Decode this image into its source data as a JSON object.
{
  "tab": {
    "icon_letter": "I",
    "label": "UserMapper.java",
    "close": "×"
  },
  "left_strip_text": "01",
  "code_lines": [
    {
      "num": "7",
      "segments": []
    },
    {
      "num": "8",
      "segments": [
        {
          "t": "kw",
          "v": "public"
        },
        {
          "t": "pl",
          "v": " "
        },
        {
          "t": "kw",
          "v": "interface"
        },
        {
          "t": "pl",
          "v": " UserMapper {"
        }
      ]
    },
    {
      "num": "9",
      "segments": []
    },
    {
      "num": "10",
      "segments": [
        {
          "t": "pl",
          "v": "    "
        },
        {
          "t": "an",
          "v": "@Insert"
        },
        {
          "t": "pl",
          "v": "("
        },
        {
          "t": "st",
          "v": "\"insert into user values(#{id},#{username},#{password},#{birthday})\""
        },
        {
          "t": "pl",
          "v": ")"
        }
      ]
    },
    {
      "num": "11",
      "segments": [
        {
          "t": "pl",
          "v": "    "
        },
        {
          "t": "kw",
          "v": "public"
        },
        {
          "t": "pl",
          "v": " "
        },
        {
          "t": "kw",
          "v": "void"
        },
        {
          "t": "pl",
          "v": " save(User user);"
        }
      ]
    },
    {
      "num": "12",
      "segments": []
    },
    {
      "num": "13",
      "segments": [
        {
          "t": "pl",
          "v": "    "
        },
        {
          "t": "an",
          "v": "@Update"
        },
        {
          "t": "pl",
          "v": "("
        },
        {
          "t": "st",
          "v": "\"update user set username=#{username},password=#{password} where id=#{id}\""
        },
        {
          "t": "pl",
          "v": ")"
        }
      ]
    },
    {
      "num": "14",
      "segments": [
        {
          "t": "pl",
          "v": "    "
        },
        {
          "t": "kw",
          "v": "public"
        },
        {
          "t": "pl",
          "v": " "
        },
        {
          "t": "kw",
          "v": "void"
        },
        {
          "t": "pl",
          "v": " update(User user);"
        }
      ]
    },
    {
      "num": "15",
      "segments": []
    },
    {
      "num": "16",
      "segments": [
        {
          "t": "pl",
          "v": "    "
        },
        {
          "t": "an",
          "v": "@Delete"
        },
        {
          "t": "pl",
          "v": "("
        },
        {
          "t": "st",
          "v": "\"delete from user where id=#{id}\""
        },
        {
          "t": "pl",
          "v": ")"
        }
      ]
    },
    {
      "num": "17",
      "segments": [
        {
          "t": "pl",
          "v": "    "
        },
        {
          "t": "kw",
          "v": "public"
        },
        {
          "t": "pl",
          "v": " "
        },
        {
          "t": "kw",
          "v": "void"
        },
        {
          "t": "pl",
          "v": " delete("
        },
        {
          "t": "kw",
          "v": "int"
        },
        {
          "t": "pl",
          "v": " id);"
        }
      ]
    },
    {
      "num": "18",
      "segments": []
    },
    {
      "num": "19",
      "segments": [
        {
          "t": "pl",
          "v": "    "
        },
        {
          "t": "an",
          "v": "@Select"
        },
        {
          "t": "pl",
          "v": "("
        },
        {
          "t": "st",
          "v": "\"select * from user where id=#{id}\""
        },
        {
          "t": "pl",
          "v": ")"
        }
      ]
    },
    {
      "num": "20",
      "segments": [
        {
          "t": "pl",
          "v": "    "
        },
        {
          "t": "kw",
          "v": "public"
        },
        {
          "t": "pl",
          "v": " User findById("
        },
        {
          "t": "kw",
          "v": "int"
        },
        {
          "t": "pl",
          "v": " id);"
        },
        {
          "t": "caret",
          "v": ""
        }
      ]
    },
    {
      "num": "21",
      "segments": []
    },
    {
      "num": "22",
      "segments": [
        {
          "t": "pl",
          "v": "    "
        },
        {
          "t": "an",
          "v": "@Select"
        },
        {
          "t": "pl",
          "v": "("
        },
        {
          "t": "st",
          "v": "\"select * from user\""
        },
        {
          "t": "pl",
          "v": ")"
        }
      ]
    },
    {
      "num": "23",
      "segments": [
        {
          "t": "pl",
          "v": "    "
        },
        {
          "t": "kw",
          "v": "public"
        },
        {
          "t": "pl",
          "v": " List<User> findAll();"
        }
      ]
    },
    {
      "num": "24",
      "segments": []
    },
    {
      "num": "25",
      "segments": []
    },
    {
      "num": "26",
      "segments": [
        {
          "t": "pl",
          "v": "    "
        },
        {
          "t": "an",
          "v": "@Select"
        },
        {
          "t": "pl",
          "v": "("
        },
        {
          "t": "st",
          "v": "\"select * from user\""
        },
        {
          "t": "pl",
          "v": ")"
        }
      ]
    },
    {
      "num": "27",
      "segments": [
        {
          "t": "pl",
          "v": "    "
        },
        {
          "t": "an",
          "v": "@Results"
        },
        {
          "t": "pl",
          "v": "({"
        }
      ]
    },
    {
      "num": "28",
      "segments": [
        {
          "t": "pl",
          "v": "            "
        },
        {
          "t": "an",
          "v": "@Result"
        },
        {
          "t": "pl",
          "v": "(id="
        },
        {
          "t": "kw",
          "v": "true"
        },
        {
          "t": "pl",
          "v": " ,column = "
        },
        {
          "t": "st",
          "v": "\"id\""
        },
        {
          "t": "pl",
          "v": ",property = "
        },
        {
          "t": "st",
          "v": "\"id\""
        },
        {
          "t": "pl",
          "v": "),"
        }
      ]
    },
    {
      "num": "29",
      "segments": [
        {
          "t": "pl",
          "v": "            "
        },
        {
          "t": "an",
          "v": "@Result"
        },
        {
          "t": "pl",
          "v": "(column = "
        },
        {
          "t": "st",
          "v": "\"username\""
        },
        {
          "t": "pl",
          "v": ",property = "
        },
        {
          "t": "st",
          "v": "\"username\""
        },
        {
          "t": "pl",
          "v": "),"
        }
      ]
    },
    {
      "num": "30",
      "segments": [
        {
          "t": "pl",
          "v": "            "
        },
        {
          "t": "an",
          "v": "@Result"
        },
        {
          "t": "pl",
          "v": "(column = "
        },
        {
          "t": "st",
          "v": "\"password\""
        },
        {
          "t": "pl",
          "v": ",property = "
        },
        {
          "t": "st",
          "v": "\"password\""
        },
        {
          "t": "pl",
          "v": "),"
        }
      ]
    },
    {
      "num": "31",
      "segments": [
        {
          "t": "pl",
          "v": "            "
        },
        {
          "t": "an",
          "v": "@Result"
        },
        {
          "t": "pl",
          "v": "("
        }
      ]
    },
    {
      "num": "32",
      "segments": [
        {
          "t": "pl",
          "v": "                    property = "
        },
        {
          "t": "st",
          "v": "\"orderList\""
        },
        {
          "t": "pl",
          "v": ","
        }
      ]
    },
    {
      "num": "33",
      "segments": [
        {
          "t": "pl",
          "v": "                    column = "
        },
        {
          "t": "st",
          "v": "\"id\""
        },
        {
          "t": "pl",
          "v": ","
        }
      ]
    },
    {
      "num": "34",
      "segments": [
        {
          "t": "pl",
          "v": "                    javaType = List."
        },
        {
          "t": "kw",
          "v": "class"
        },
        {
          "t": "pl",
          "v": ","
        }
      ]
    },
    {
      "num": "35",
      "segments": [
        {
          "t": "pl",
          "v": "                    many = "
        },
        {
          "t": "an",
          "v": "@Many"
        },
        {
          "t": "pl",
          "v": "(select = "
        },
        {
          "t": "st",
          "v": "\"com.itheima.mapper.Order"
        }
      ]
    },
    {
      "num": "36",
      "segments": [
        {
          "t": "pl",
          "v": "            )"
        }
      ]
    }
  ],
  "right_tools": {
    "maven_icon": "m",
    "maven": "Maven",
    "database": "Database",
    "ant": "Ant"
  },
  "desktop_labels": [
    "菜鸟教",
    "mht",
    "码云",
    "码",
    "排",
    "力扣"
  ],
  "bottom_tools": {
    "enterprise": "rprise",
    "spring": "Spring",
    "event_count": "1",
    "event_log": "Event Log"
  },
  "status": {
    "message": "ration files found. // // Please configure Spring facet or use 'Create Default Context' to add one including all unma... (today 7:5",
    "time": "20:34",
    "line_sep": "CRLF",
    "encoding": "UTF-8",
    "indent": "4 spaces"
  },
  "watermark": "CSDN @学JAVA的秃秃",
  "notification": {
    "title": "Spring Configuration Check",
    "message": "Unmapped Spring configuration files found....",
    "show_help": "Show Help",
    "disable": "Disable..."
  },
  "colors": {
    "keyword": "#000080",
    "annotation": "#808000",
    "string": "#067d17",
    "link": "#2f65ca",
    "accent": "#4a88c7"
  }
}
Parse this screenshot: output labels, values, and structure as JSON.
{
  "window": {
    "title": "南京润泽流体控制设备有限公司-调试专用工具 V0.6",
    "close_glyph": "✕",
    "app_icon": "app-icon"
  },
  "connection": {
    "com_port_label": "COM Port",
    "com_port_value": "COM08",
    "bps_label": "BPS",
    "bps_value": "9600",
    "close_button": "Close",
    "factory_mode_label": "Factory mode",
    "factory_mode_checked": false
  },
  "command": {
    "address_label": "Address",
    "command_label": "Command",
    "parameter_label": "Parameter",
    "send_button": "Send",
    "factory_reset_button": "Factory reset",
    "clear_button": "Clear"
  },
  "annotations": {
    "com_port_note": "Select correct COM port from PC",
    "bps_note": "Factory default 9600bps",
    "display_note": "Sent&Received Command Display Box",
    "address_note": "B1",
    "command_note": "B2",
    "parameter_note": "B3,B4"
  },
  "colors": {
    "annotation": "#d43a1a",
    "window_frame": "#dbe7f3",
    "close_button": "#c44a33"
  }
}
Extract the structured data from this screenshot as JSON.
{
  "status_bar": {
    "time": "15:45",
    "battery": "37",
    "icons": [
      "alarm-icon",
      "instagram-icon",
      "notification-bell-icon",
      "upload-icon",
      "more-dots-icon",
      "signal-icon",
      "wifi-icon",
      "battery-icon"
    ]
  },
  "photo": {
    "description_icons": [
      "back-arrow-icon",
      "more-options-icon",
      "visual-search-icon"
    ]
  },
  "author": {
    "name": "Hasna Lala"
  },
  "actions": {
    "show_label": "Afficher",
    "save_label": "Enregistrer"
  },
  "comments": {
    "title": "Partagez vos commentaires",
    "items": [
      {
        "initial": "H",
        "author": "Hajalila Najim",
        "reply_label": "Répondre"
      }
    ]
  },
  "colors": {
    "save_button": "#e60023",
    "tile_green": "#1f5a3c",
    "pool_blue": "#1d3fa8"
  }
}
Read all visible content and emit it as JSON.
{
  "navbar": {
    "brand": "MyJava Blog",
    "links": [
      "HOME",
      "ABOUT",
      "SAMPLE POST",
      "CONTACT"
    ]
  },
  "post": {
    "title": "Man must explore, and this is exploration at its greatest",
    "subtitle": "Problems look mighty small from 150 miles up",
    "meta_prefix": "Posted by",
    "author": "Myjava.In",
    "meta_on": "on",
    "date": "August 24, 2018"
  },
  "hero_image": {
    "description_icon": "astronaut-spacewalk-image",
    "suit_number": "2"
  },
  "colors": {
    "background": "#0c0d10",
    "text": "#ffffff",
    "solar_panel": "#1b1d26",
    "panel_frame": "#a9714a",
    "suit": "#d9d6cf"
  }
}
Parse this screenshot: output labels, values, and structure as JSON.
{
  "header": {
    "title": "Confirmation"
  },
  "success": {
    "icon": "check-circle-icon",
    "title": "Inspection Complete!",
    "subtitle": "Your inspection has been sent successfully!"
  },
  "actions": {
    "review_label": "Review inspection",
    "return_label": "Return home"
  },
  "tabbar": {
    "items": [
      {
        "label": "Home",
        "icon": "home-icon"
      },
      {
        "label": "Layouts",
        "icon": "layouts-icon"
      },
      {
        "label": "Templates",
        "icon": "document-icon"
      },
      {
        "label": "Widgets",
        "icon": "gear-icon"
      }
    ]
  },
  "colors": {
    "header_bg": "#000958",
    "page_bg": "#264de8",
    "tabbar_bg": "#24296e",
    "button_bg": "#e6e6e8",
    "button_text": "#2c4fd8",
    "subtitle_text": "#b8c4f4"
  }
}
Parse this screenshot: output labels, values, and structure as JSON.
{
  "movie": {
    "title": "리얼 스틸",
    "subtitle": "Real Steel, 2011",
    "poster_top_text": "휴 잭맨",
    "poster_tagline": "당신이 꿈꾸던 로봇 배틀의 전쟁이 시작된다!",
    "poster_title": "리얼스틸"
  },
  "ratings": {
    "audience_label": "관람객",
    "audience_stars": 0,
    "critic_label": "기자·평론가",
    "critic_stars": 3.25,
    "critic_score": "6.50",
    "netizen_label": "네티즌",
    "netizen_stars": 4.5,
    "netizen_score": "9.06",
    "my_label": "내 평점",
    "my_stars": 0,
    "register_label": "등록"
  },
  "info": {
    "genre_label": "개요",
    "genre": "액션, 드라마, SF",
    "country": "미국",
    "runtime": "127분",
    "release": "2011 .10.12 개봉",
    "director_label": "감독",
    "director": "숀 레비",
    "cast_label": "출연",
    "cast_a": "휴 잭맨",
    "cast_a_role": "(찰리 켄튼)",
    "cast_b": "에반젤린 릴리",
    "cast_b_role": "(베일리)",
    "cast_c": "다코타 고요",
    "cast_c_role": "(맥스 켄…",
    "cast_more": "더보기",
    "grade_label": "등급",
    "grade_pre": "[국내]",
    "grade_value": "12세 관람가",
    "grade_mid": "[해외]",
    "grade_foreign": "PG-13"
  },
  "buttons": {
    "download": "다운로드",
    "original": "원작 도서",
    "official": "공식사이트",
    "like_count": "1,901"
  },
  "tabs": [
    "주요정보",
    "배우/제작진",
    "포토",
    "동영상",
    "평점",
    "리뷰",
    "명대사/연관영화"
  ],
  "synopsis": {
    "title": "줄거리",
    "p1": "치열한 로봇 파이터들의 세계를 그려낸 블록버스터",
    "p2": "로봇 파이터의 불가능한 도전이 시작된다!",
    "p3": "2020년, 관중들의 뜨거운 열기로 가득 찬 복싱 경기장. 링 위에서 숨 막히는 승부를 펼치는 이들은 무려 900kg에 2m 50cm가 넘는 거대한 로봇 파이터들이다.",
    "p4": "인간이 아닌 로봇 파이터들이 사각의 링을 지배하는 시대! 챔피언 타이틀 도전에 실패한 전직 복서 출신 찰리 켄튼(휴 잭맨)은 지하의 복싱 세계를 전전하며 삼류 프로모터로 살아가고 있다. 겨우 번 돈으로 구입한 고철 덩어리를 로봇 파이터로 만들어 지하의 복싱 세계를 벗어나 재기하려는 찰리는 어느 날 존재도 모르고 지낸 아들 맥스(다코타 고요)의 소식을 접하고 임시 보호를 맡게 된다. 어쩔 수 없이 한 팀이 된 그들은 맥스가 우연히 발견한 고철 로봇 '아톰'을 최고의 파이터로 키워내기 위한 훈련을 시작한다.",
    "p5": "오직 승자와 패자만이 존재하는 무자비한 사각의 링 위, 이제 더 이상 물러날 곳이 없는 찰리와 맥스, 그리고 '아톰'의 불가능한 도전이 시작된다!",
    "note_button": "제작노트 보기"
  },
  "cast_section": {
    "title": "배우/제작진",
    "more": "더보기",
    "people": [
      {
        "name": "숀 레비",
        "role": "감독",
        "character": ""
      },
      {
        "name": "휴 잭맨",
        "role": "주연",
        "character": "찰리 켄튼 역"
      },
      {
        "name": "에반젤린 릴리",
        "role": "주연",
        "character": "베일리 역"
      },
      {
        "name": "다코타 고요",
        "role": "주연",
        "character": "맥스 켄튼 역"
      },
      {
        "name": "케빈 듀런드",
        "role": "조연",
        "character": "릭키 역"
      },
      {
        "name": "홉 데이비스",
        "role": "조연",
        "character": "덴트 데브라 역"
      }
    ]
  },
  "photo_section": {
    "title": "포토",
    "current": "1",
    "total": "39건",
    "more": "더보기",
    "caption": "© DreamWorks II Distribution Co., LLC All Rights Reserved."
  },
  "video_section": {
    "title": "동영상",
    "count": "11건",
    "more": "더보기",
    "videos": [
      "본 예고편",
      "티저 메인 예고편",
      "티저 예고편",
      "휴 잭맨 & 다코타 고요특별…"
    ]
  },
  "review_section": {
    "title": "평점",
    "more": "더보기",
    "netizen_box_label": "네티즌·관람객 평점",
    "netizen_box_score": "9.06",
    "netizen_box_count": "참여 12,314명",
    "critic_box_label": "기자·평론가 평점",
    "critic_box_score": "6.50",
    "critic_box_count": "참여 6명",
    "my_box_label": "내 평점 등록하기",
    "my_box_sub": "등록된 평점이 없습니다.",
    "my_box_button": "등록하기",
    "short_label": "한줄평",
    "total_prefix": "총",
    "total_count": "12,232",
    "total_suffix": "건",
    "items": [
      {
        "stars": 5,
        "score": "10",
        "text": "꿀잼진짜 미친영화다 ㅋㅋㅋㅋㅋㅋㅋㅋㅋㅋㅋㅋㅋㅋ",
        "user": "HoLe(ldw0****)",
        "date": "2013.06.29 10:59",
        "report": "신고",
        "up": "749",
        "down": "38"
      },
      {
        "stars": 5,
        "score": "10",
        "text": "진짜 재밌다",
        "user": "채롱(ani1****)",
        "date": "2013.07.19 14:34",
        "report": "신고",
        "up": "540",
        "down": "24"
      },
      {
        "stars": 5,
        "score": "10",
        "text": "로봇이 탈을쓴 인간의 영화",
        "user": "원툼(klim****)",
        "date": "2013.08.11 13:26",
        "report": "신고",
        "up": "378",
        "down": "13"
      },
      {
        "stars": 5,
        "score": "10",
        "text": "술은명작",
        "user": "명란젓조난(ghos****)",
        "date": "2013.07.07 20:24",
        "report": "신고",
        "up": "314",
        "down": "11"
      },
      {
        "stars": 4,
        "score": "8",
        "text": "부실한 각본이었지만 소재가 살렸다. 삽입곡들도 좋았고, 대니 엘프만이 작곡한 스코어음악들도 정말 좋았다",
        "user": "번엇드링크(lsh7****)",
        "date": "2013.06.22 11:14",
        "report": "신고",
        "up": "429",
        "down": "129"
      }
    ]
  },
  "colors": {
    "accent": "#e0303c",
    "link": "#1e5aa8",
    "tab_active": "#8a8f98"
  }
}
********************
» **GOAL OF THE EXERCISE**
Sift through the entries and copy every line with "Spring".

» **ANSWER FOR THIS EXERCISE**
    "spring": "Spring",
    "message": "ration files found. // // Please configure Spring facet or use 'Create Default Context' to add one including all unma... (today 7:5",
    "title": "Spring Configuration Check",
    "message": "Unmapped Spring configuration files found....",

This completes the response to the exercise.